**Task inputs:**
>>
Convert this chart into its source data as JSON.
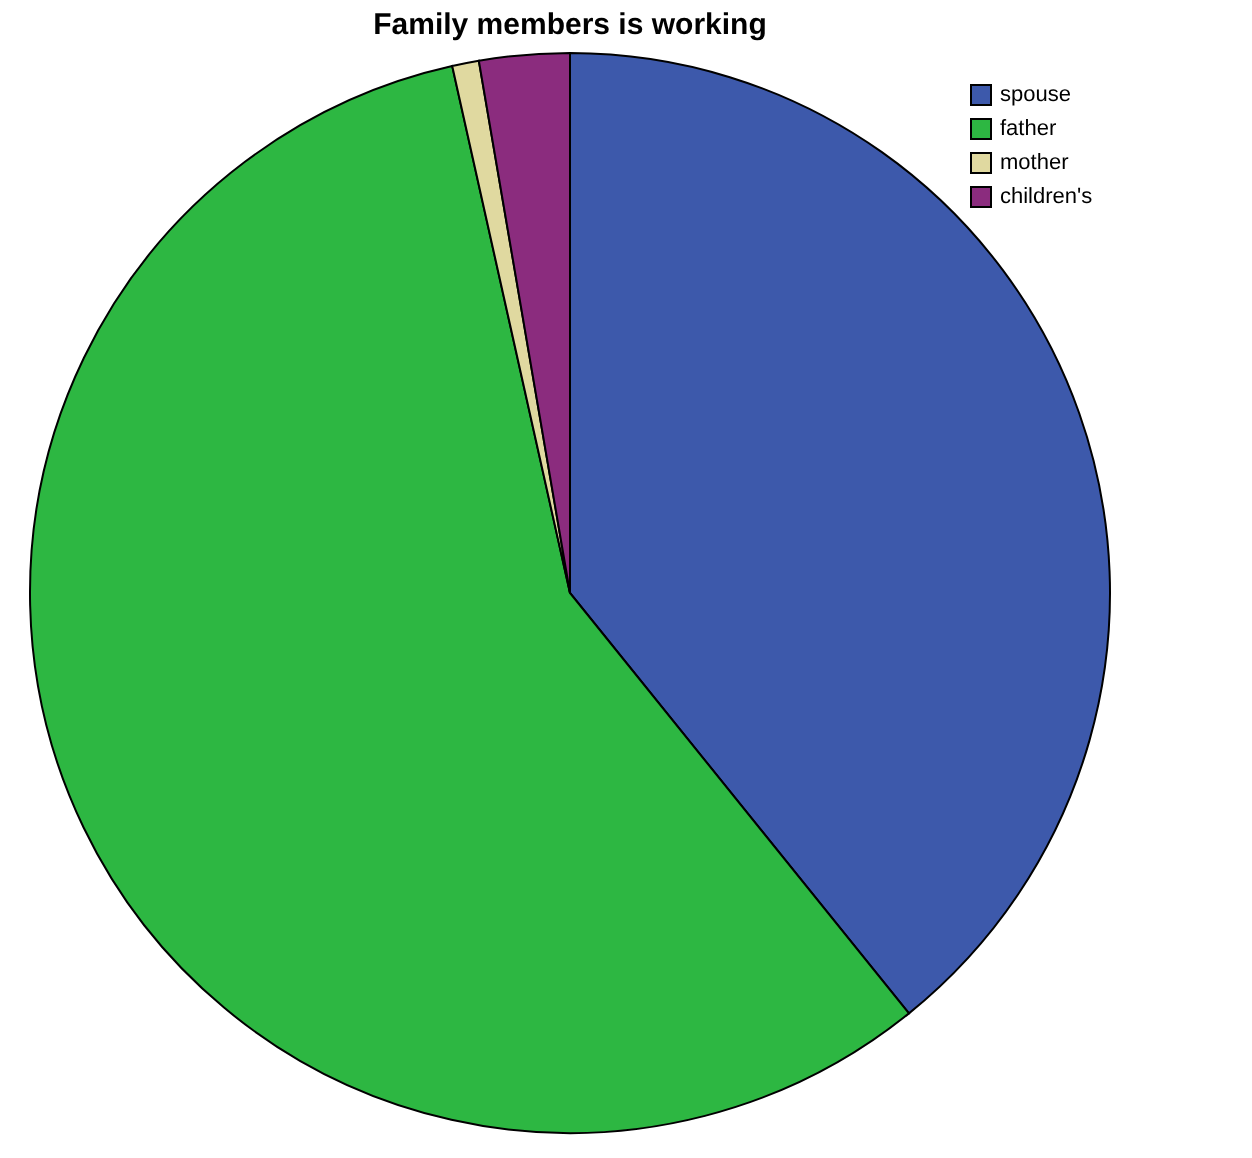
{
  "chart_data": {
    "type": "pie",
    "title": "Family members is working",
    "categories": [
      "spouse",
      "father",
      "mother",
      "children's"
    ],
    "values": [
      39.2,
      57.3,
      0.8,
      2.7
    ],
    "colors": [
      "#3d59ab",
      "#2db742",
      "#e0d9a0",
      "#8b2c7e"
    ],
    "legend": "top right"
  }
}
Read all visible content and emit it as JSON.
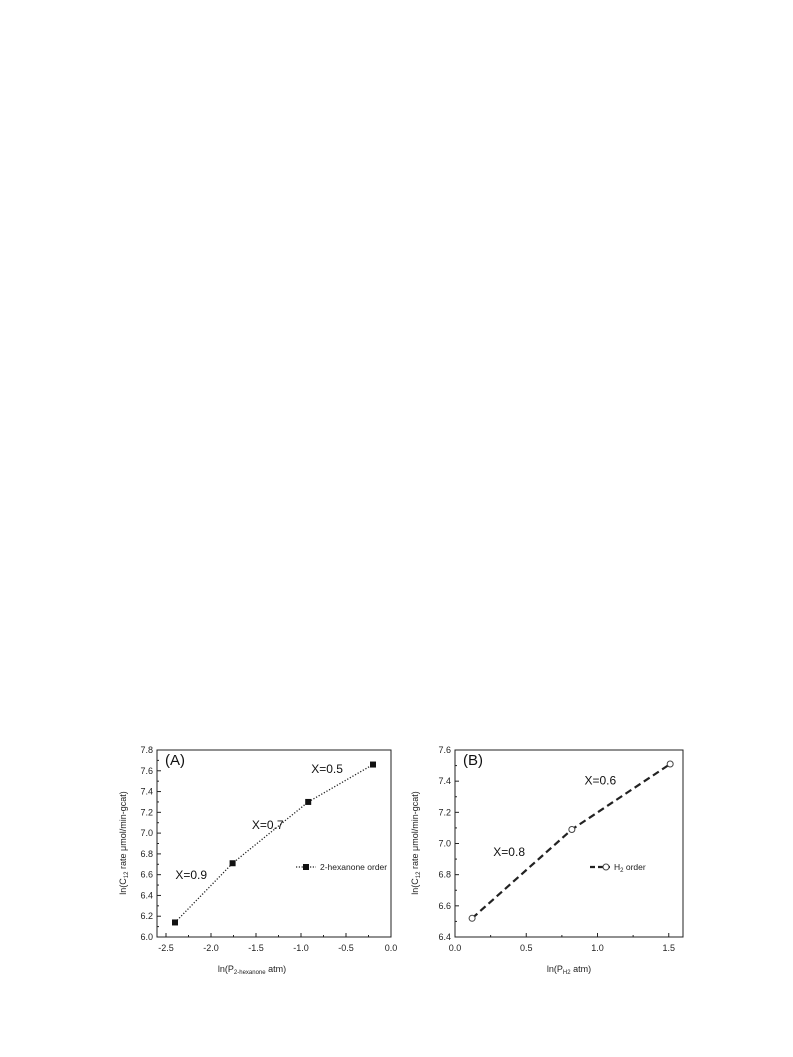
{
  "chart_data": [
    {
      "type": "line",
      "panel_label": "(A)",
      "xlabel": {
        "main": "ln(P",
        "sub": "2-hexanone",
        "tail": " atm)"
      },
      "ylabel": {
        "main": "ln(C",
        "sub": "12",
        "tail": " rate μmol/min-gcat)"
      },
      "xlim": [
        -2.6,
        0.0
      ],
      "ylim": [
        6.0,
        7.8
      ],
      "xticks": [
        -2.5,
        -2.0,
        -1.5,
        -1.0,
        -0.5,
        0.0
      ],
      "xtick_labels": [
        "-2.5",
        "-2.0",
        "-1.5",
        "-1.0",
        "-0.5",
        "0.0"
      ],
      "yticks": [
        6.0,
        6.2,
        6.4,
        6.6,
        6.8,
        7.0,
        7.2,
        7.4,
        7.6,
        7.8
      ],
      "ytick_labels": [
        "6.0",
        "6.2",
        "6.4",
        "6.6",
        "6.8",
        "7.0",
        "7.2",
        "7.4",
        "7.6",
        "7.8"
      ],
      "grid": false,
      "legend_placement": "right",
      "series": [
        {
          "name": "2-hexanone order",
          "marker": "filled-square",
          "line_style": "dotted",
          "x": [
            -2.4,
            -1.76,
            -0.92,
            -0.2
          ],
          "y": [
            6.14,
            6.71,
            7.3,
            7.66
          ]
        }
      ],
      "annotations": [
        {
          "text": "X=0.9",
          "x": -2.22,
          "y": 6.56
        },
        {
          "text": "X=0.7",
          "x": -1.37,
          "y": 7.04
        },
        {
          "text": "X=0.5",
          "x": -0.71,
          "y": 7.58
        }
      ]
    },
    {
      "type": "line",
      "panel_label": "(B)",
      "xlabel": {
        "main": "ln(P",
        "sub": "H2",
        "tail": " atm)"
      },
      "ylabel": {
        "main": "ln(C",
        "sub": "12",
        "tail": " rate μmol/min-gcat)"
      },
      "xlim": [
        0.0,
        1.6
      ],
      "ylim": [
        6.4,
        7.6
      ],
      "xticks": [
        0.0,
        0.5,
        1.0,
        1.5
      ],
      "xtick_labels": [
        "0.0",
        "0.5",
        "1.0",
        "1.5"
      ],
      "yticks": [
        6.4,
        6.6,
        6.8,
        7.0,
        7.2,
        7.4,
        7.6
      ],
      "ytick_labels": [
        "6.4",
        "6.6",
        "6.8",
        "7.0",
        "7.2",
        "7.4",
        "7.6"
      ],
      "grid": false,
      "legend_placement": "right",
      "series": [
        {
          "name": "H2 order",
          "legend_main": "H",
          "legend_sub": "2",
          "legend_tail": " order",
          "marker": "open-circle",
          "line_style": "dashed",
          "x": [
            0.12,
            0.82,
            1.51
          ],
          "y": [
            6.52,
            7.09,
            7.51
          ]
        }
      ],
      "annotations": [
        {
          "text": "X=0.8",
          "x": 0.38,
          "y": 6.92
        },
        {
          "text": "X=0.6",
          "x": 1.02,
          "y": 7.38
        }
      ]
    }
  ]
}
<<
>>
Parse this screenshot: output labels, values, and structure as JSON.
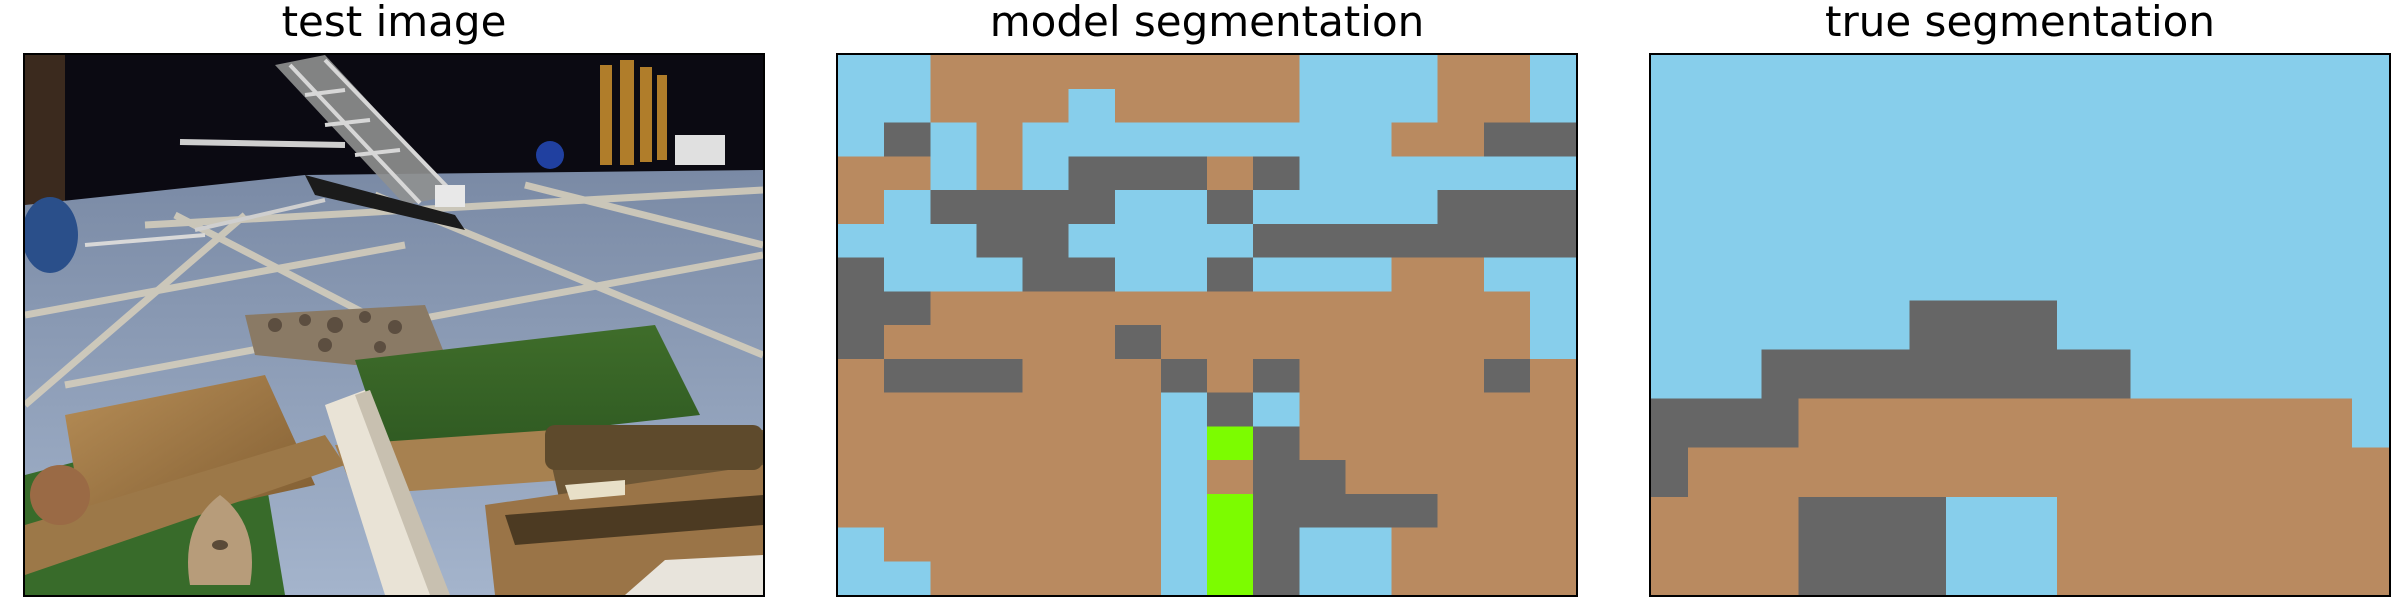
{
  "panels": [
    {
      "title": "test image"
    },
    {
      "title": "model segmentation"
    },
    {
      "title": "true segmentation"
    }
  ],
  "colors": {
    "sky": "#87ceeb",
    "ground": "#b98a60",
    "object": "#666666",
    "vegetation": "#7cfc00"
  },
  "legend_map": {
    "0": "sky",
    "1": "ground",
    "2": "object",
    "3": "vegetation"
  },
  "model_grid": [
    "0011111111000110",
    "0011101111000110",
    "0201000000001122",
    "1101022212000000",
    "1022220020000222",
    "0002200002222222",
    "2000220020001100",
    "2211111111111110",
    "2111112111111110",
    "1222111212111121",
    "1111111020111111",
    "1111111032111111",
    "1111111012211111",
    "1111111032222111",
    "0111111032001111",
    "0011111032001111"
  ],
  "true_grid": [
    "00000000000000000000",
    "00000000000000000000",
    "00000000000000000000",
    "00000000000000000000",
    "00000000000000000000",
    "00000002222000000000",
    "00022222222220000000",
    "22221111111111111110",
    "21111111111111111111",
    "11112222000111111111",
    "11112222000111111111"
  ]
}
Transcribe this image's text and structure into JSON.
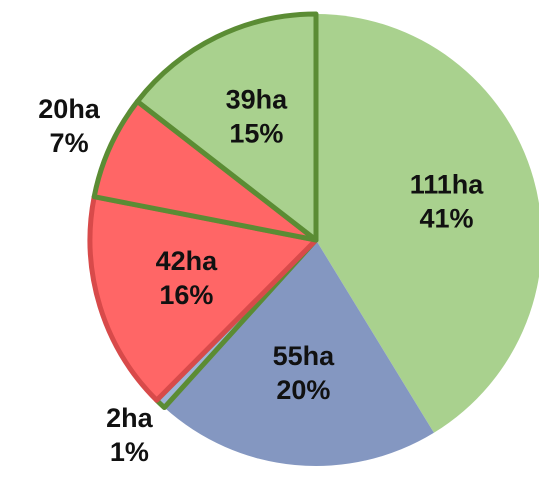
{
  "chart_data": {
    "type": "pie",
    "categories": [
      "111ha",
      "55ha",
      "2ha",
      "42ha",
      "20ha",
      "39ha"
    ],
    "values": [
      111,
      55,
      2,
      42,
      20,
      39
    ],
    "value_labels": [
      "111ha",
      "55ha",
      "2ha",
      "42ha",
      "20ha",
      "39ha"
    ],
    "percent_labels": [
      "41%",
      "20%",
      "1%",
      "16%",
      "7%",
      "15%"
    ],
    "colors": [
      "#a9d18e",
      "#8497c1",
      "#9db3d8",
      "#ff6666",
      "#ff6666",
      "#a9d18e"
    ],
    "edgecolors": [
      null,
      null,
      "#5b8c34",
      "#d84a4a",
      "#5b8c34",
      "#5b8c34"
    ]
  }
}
<<
>>
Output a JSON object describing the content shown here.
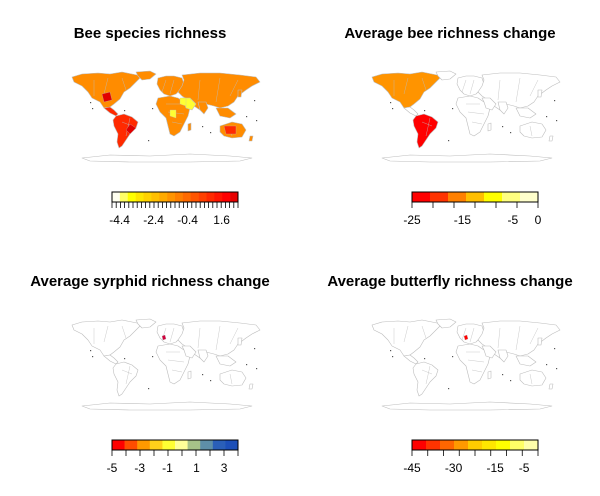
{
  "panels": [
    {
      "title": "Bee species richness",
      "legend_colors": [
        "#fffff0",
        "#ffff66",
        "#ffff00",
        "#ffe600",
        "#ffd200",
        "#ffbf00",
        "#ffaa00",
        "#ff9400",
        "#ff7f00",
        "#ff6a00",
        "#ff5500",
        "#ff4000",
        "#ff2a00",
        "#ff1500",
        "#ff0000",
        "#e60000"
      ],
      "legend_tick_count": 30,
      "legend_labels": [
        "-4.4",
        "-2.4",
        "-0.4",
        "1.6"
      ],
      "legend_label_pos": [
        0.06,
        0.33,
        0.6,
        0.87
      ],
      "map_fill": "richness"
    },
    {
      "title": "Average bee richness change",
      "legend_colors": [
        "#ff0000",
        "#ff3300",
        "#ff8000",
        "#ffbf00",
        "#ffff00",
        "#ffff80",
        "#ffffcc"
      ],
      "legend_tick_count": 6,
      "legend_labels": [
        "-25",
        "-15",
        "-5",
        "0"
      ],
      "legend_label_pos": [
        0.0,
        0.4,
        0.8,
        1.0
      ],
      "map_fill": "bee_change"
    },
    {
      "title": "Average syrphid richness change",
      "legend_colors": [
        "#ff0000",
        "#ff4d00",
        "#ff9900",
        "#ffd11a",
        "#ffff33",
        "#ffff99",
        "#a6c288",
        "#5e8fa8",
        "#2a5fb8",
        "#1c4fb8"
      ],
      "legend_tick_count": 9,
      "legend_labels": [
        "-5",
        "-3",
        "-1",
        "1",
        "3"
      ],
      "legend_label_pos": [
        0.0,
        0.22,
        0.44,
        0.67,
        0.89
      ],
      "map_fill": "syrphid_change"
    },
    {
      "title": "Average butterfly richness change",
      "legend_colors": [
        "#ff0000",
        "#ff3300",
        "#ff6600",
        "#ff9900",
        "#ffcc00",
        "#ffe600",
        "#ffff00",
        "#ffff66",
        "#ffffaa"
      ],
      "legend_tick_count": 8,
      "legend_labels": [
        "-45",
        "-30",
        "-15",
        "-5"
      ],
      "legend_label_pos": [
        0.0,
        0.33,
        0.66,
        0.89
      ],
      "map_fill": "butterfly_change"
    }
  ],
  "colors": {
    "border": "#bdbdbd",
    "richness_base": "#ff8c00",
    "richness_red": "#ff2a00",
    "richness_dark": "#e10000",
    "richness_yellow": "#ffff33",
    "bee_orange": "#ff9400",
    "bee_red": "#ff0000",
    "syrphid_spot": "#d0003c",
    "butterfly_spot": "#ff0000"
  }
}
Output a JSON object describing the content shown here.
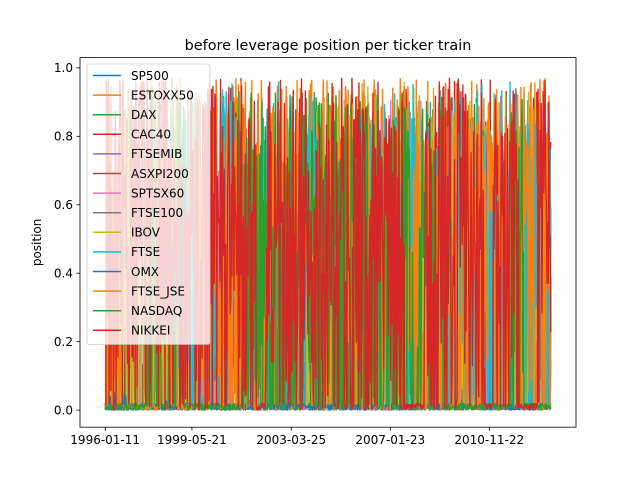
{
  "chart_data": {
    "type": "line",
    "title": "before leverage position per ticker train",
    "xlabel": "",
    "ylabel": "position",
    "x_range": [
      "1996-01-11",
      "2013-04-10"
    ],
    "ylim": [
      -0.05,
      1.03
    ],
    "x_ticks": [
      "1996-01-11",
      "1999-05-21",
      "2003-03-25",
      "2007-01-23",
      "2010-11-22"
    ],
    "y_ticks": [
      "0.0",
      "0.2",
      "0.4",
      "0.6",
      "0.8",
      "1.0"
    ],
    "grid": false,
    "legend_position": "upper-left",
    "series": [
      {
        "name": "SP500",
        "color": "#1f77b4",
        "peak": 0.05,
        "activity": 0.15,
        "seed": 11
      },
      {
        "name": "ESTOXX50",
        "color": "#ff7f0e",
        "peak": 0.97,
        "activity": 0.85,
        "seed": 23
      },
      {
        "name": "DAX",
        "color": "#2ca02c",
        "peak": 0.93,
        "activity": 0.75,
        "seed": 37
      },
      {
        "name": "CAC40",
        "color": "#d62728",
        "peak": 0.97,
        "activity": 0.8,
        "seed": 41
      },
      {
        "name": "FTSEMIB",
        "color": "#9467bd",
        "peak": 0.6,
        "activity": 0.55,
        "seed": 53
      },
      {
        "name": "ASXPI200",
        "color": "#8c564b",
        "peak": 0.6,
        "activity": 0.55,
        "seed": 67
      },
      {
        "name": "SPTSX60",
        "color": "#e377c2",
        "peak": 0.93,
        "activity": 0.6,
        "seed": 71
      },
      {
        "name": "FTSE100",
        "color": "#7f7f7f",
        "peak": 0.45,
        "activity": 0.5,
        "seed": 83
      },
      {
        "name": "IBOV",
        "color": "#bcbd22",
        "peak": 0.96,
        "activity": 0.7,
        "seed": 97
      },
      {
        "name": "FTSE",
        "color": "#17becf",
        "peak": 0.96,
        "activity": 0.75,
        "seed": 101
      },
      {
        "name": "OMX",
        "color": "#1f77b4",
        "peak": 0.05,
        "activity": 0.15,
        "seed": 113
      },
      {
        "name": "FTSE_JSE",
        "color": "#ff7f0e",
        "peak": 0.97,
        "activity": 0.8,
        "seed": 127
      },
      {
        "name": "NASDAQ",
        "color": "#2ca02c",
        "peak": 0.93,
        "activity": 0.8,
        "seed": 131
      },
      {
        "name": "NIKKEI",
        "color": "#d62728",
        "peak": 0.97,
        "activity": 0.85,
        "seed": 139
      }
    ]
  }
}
<<
**Do this:**
Collect every line from the records above that contains the word "object".

**Final answer:**
    "object": "#666666",
    "2": "object",
Output a JSON object describing the content shown here.
Output a JSON object describing the content shown here.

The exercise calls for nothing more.